▶ What needs to be done:
Select from the data all lines with the word "Read".

--- start of Data for this exercise ---

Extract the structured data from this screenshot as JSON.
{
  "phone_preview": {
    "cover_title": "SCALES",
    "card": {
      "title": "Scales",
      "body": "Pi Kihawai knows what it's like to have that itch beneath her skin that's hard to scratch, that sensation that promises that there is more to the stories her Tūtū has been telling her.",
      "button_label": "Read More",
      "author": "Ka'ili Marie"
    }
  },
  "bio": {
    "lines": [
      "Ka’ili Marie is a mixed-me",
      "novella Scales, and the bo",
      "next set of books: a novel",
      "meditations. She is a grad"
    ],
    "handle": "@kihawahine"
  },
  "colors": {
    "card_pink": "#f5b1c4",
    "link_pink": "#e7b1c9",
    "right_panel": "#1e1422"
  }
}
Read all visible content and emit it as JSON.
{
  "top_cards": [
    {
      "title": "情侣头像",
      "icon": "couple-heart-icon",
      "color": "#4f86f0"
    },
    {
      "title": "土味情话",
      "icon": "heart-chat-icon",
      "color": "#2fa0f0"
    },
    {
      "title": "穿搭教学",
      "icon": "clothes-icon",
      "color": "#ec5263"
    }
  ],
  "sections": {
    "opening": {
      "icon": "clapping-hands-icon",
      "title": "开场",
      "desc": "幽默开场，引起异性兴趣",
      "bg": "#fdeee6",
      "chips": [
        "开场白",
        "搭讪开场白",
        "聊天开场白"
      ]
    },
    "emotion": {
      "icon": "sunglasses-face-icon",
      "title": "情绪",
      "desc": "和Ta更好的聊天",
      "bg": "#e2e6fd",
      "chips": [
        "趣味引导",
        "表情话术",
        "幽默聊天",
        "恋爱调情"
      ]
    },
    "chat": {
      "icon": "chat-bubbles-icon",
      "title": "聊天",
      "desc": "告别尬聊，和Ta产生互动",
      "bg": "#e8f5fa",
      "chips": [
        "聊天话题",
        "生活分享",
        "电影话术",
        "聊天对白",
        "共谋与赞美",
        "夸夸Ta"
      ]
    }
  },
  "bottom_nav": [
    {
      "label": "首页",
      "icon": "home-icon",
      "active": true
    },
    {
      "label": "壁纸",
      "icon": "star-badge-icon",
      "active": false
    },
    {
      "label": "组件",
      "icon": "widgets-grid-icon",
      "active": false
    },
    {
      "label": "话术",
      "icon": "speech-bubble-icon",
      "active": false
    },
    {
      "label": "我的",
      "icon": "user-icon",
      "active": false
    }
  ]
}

--- end of Data for this exercise ---
--- start of Data for this exercise ---

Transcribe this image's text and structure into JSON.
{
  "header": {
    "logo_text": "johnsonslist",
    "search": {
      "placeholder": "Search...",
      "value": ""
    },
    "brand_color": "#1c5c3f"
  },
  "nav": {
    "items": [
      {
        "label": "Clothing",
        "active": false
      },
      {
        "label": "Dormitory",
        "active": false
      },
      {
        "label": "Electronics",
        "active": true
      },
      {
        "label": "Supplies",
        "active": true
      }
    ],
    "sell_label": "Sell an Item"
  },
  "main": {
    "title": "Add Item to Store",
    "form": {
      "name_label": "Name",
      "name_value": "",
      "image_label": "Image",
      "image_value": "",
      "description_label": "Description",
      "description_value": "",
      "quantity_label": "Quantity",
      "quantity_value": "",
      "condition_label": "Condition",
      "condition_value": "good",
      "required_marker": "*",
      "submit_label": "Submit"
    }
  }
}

--- end of Data for this exercise ---
--- start of Data for this exercise ---

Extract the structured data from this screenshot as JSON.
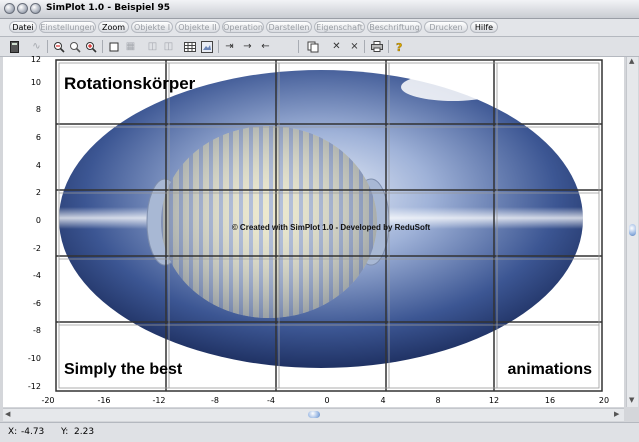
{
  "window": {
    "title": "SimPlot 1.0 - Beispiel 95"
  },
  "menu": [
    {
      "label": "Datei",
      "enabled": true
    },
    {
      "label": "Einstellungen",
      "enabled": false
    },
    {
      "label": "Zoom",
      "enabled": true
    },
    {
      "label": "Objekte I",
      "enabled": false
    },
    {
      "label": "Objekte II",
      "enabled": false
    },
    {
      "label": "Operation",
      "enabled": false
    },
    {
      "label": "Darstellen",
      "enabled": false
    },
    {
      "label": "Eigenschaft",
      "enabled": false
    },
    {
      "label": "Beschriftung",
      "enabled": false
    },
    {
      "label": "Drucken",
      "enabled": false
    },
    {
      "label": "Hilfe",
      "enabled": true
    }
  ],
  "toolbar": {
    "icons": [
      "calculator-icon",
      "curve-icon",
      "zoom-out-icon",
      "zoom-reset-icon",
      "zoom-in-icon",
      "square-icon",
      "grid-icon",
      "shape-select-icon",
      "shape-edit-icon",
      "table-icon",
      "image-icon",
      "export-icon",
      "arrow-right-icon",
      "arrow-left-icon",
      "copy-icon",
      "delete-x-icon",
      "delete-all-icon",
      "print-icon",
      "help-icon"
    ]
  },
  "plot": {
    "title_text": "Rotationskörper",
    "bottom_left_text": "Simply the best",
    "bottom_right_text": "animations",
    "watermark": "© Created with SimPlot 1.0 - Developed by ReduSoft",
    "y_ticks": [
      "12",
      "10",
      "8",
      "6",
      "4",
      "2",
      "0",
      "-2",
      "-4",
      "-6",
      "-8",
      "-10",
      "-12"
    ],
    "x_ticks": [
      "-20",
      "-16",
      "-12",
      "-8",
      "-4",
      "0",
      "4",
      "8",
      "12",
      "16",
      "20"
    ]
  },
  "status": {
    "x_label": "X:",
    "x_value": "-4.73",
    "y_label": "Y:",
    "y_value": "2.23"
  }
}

--- end of Data for this exercise ---

▶ Output for this exercise:
      "button_label": "Read More",
Read all visible content and emit it as JSON.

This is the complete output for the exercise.